Instruction – Your answer should be a single number: the count of lines containing "Services".
-- START Task data --
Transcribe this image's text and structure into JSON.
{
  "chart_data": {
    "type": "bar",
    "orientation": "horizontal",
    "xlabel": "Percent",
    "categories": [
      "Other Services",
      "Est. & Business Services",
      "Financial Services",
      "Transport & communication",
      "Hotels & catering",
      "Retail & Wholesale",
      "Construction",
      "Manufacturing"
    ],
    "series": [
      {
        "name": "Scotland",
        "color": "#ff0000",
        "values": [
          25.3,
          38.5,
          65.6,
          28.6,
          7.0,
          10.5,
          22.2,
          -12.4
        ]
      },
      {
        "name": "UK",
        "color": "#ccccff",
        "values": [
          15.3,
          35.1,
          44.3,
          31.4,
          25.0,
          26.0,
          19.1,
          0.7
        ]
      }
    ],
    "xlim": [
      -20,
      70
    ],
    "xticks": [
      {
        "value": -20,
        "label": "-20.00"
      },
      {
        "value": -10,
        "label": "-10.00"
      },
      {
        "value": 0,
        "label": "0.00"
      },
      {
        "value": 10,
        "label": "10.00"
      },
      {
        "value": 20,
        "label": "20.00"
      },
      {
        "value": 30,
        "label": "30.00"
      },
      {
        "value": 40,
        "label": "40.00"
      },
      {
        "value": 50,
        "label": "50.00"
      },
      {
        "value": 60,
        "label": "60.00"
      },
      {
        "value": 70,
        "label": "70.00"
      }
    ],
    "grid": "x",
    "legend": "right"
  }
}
-- END Task data --
The answer – 3